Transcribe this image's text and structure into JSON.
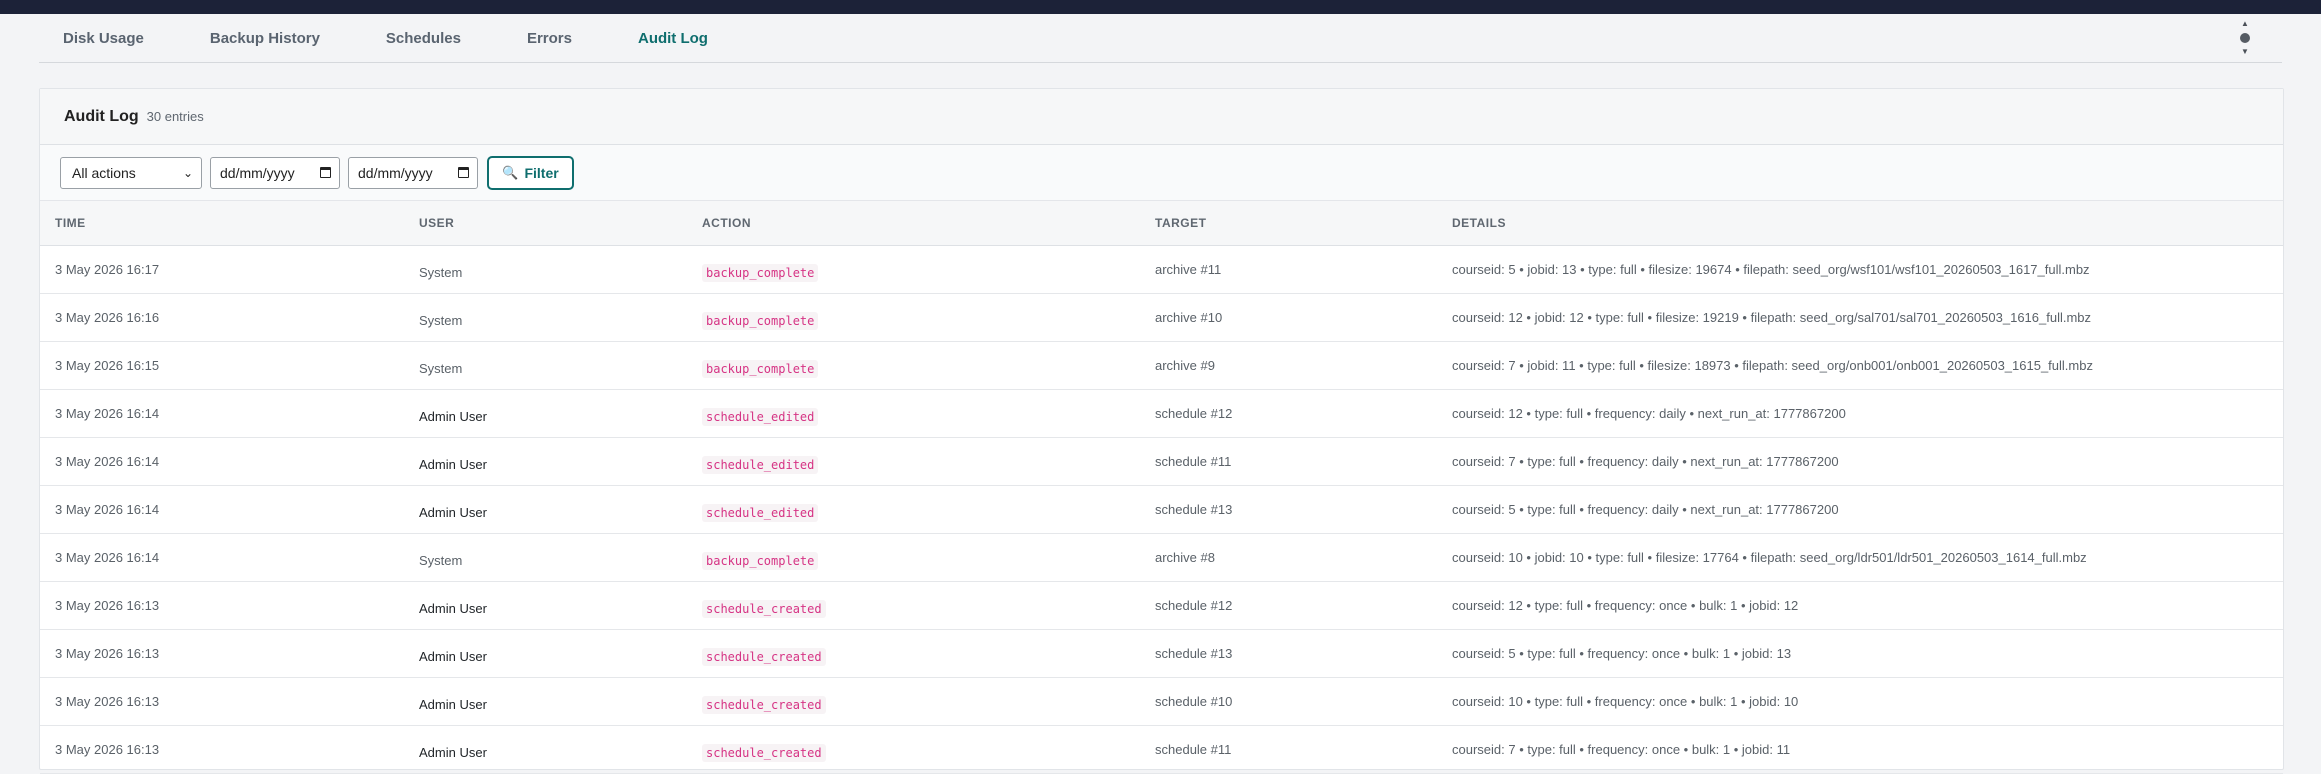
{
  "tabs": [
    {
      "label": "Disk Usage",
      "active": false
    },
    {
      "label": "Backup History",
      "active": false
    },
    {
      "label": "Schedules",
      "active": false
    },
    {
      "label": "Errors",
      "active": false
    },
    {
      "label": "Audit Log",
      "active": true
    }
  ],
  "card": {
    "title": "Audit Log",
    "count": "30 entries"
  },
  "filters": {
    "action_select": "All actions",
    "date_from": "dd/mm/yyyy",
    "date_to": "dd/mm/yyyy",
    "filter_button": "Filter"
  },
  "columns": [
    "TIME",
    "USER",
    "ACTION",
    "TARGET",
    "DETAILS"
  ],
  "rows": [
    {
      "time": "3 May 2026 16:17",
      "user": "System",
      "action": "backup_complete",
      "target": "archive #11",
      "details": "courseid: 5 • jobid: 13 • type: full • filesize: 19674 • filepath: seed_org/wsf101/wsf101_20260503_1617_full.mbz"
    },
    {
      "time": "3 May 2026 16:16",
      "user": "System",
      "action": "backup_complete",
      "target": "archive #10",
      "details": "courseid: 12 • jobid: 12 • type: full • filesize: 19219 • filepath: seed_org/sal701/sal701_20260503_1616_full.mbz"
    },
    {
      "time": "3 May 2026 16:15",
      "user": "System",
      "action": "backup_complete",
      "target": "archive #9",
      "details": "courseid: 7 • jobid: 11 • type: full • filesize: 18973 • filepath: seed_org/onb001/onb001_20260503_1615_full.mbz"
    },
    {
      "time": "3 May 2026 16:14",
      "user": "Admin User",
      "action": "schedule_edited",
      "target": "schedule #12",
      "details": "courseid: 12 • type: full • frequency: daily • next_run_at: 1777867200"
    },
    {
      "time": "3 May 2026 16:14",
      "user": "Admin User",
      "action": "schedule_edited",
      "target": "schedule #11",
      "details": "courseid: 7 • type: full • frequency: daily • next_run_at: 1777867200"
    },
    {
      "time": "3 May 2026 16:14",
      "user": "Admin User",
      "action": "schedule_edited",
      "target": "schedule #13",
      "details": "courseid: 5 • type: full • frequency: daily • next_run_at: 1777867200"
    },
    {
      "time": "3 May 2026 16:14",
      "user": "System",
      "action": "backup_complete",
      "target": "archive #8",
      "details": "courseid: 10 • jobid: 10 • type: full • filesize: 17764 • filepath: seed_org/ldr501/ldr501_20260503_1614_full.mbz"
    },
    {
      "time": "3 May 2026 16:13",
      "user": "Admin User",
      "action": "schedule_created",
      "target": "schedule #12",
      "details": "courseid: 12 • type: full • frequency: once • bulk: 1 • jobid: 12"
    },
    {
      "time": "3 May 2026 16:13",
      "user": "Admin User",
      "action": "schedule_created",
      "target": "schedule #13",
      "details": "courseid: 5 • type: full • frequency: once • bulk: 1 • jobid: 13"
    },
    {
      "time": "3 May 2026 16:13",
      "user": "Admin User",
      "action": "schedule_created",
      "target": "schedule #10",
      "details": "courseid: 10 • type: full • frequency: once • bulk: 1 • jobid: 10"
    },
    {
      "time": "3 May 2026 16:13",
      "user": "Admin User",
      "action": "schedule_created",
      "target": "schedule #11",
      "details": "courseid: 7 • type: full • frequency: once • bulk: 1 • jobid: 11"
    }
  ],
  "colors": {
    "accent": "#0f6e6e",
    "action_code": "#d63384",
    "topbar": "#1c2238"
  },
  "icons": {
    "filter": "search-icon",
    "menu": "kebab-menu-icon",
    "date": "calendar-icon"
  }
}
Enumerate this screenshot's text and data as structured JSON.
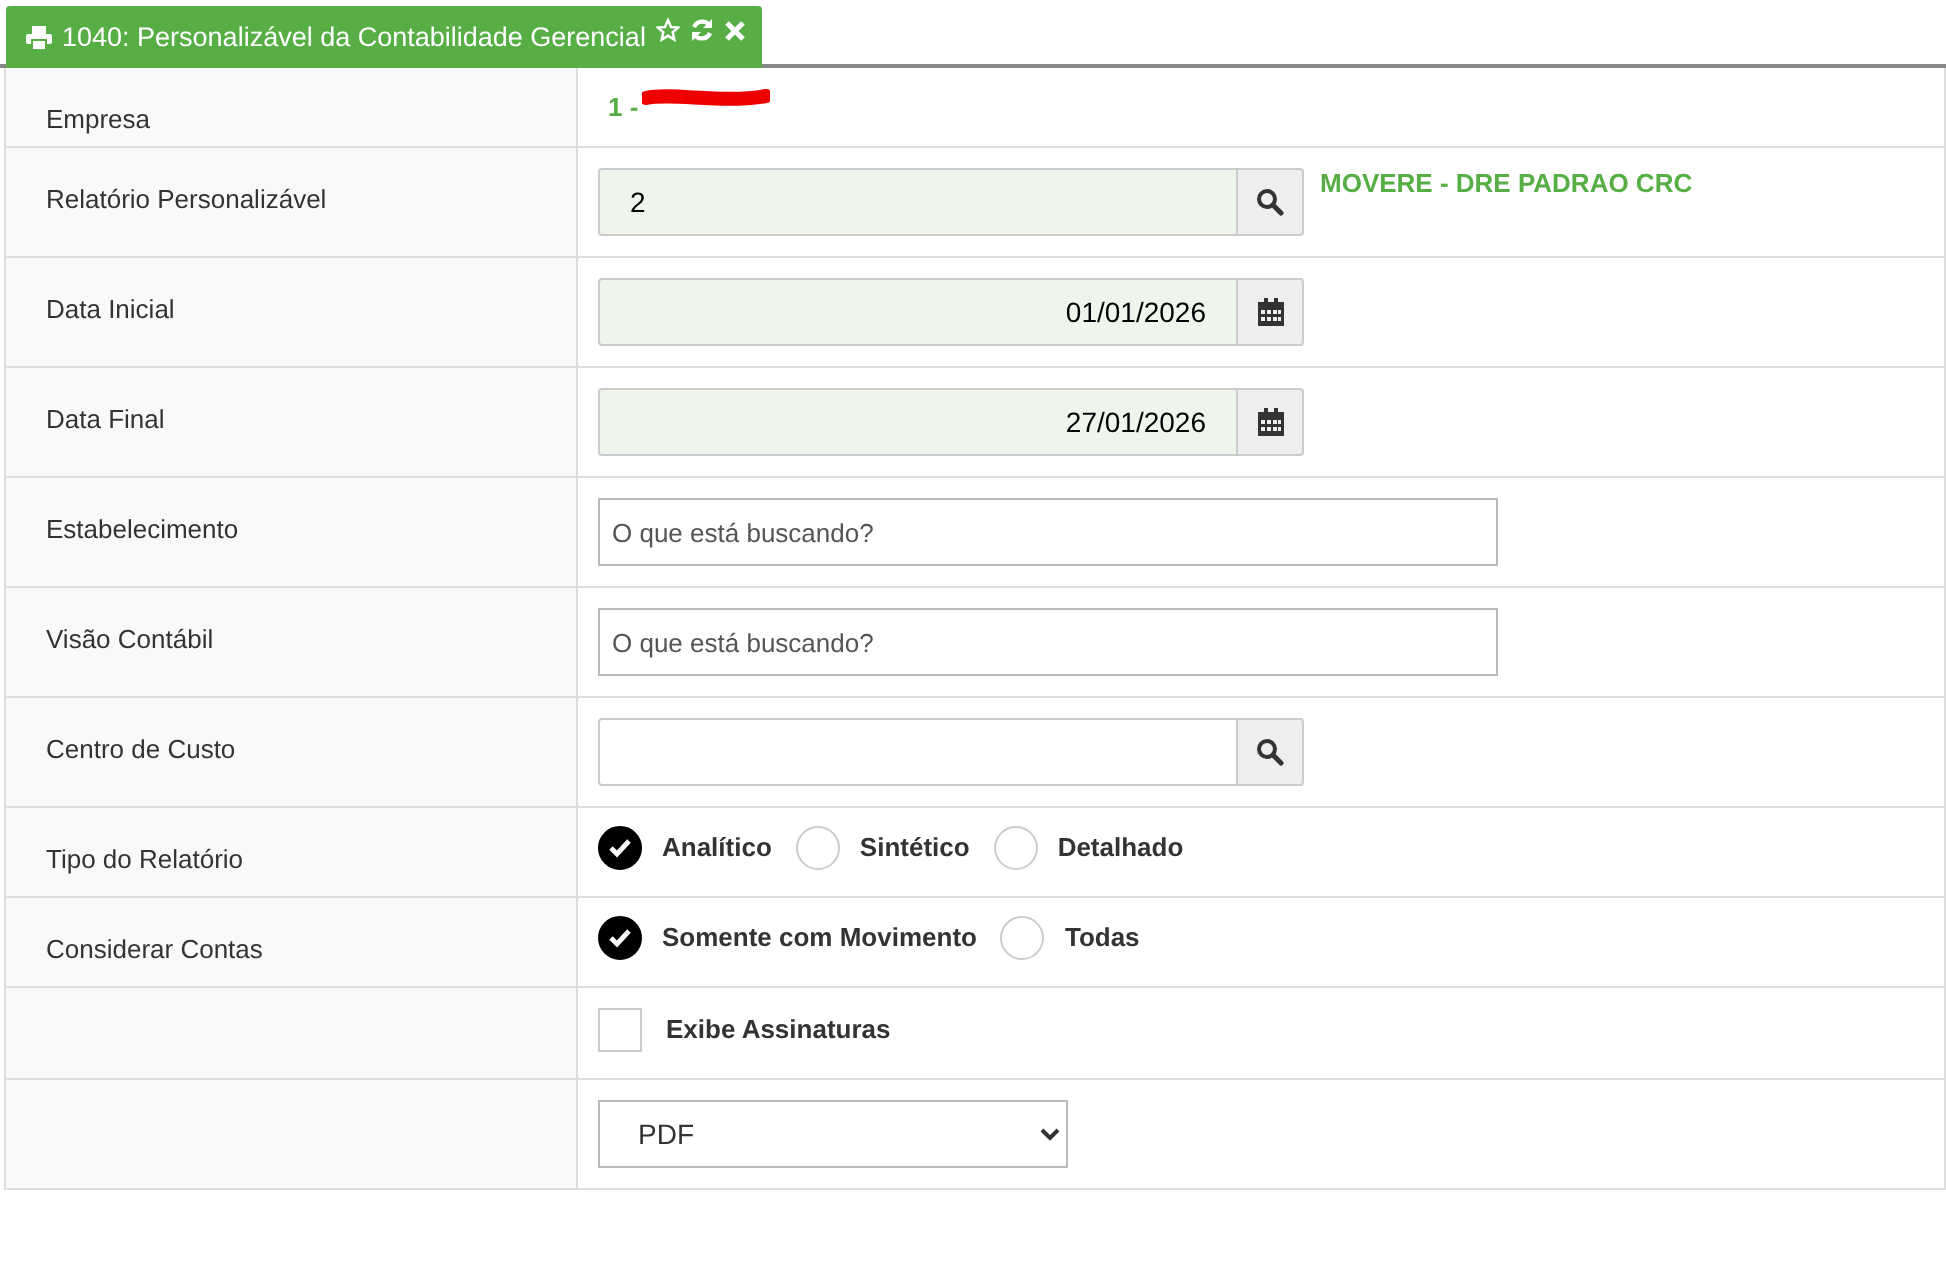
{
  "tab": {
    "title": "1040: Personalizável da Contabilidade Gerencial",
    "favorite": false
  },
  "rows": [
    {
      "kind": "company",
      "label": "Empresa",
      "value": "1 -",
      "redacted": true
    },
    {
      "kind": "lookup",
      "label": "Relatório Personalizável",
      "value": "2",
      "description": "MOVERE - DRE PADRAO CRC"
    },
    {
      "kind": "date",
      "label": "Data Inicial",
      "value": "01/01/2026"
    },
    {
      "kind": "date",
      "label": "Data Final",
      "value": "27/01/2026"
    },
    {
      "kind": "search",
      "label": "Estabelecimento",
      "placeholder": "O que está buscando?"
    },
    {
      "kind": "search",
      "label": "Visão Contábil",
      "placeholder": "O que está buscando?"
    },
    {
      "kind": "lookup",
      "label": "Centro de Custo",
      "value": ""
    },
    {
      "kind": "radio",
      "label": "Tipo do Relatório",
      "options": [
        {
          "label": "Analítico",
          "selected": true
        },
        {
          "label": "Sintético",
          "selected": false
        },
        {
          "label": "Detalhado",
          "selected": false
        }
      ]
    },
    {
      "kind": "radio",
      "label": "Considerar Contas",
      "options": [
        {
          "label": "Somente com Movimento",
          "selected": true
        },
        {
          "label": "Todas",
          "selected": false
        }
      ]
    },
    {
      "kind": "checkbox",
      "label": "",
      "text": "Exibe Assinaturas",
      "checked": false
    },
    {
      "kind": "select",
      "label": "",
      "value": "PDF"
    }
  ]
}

★ ★ ★ ★ ★

Take the data above and repeat it exactly, leaving each picture out.

The result:
Transcribe this image's text and structure into JSON.
{
  "tabs": [
    {
      "label": "Disk Usage",
      "active": false
    },
    {
      "label": "Backup History",
      "active": false
    },
    {
      "label": "Schedules",
      "active": false
    },
    {
      "label": "Errors",
      "active": false
    },
    {
      "label": "Audit Log",
      "active": true
    }
  ],
  "card": {
    "title": "Audit Log",
    "count": "30 entries"
  },
  "filters": {
    "action_select": "All actions",
    "date_from": "dd/mm/yyyy",
    "date_to": "dd/mm/yyyy",
    "filter_button": "Filter"
  },
  "columns": [
    "TIME",
    "USER",
    "ACTION",
    "TARGET",
    "DETAILS"
  ],
  "rows": [
    {
      "time": "3 May 2026 16:17",
      "user": "System",
      "action": "backup_complete",
      "target": "archive #11",
      "details": "courseid: 5 • jobid: 13 • type: full • filesize: 19674 • filepath: seed_org/wsf101/wsf101_20260503_1617_full.mbz"
    },
    {
      "time": "3 May 2026 16:16",
      "user": "System",
      "action": "backup_complete",
      "target": "archive #10",
      "details": "courseid: 12 • jobid: 12 • type: full • filesize: 19219 • filepath: seed_org/sal701/sal701_20260503_1616_full.mbz"
    },
    {
      "time": "3 May 2026 16:15",
      "user": "System",
      "action": "backup_complete",
      "target": "archive #9",
      "details": "courseid: 7 • jobid: 11 • type: full • filesize: 18973 • filepath: seed_org/onb001/onb001_20260503_1615_full.mbz"
    },
    {
      "time": "3 May 2026 16:14",
      "user": "Admin User",
      "action": "schedule_edited",
      "target": "schedule #12",
      "details": "courseid: 12 • type: full • frequency: daily • next_run_at: 1777867200"
    },
    {
      "time": "3 May 2026 16:14",
      "user": "Admin User",
      "action": "schedule_edited",
      "target": "schedule #11",
      "details": "courseid: 7 • type: full • frequency: daily • next_run_at: 1777867200"
    },
    {
      "time": "3 May 2026 16:14",
      "user": "Admin User",
      "action": "schedule_edited",
      "target": "schedule #13",
      "details": "courseid: 5 • type: full • frequency: daily • next_run_at: 1777867200"
    },
    {
      "time": "3 May 2026 16:14",
      "user": "System",
      "action": "backup_complete",
      "target": "archive #8",
      "details": "courseid: 10 • jobid: 10 • type: full • filesize: 17764 • filepath: seed_org/ldr501/ldr501_20260503_1614_full.mbz"
    },
    {
      "time": "3 May 2026 16:13",
      "user": "Admin User",
      "action": "schedule_created",
      "target": "schedule #12",
      "details": "courseid: 12 • type: full • frequency: once • bulk: 1 • jobid: 12"
    },
    {
      "time": "3 May 2026 16:13",
      "user": "Admin User",
      "action": "schedule_created",
      "target": "schedule #13",
      "details": "courseid: 5 • type: full • frequency: once • bulk: 1 • jobid: 13"
    },
    {
      "time": "3 May 2026 16:13",
      "user": "Admin User",
      "action": "schedule_created",
      "target": "schedule #10",
      "details": "courseid: 10 • type: full • frequency: once • bulk: 1 • jobid: 10"
    },
    {
      "time": "3 May 2026 16:13",
      "user": "Admin User",
      "action": "schedule_created",
      "target": "schedule #11",
      "details": "courseid: 7 • type: full • frequency: once • bulk: 1 • jobid: 11"
    }
  ],
  "colors": {
    "accent": "#0f6e6e",
    "action_code": "#d63384",
    "topbar": "#1c2238"
  },
  "icons": {
    "filter": "search-icon",
    "menu": "kebab-menu-icon",
    "date": "calendar-icon"
  }
}
Enumerate this screenshot's text and data as structured JSON.
{
  "tab": {
    "title": "1040: Personalizável da Contabilidade Gerencial",
    "favorite": false
  },
  "rows": [
    {
      "kind": "company",
      "label": "Empresa",
      "value": "1 -",
      "redacted": true
    },
    {
      "kind": "lookup",
      "label": "Relatório Personalizável",
      "value": "2",
      "description": "MOVERE - DRE PADRAO CRC"
    },
    {
      "kind": "date",
      "label": "Data Inicial",
      "value": "01/01/2026"
    },
    {
      "kind": "date",
      "label": "Data Final",
      "value": "27/01/2026"
    },
    {
      "kind": "search",
      "label": "Estabelecimento",
      "placeholder": "O que está buscando?"
    },
    {
      "kind": "search",
      "label": "Visão Contábil",
      "placeholder": "O que está buscando?"
    },
    {
      "kind": "lookup",
      "label": "Centro de Custo",
      "value": ""
    },
    {
      "kind": "radio",
      "label": "Tipo do Relatório",
      "options": [
        {
          "label": "Analítico",
          "selected": true
        },
        {
          "label": "Sintético",
          "selected": false
        },
        {
          "label": "Detalhado",
          "selected": false
        }
      ]
    },
    {
      "kind": "radio",
      "label": "Considerar Contas",
      "options": [
        {
          "label": "Somente com Movimento",
          "selected": true
        },
        {
          "label": "Todas",
          "selected": false
        }
      ]
    },
    {
      "kind": "checkbox",
      "label": "",
      "text": "Exibe Assinaturas",
      "checked": false
    },
    {
      "kind": "select",
      "label": "",
      "value": "PDF"
    }
  ]
}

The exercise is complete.